DIRECTIONS FOR THIS TASK> The entries below need to be written out exactly, with no pictures included.
━━━ DATA FOR THE TASK ━━━
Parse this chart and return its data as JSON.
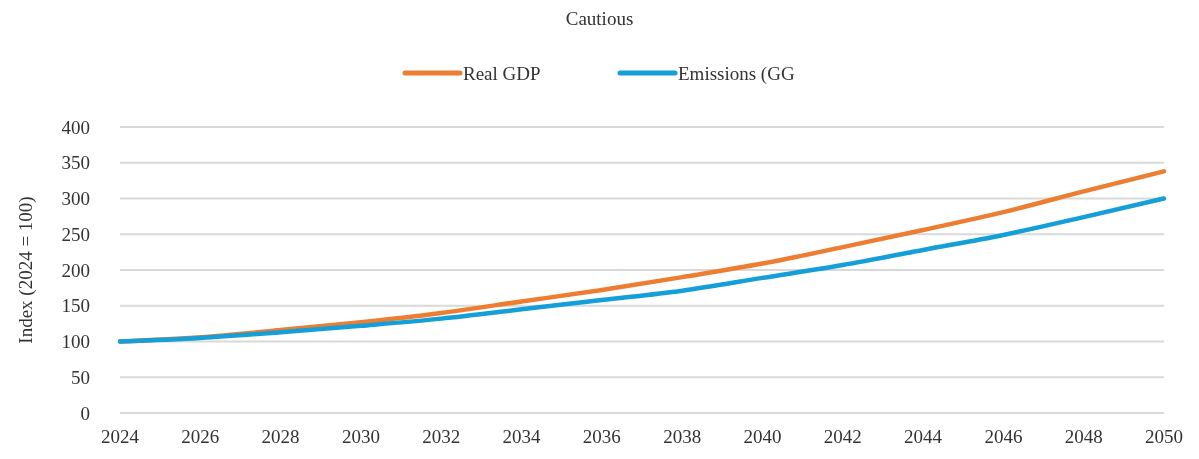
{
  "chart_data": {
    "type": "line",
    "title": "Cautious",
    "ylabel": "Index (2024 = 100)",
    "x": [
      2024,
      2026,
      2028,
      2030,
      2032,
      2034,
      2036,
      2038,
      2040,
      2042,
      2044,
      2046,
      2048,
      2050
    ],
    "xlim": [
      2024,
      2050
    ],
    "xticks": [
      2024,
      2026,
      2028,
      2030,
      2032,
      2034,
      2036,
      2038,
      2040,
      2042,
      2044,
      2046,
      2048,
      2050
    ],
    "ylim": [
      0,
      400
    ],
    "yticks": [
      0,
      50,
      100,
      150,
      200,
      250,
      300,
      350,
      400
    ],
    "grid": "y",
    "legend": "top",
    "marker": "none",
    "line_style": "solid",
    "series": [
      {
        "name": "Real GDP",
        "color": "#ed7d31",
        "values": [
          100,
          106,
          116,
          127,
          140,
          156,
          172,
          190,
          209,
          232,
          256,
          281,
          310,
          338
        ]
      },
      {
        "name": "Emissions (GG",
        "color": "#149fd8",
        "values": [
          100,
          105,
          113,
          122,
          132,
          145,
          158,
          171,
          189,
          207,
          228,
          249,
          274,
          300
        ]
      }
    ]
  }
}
━━━
RIGHT ANSWER>
Parse this chart and return its data as JSON.
{
  "chart_data": {
    "type": "line",
    "title": "Cautious",
    "ylabel": "Index (2024 = 100)",
    "x": [
      2024,
      2026,
      2028,
      2030,
      2032,
      2034,
      2036,
      2038,
      2040,
      2042,
      2044,
      2046,
      2048,
      2050
    ],
    "xlim": [
      2024,
      2050
    ],
    "xticks": [
      2024,
      2026,
      2028,
      2030,
      2032,
      2034,
      2036,
      2038,
      2040,
      2042,
      2044,
      2046,
      2048,
      2050
    ],
    "ylim": [
      0,
      400
    ],
    "yticks": [
      0,
      50,
      100,
      150,
      200,
      250,
      300,
      350,
      400
    ],
    "grid": "y",
    "legend": "top",
    "marker": "none",
    "line_style": "solid",
    "series": [
      {
        "name": "Real GDP",
        "color": "#ed7d31",
        "values": [
          100,
          106,
          116,
          127,
          140,
          156,
          172,
          190,
          209,
          232,
          256,
          281,
          310,
          338
        ]
      },
      {
        "name": "Emissions (GG",
        "color": "#149fd8",
        "values": [
          100,
          105,
          113,
          122,
          132,
          145,
          158,
          171,
          189,
          207,
          228,
          249,
          274,
          300
        ]
      }
    ]
  }
}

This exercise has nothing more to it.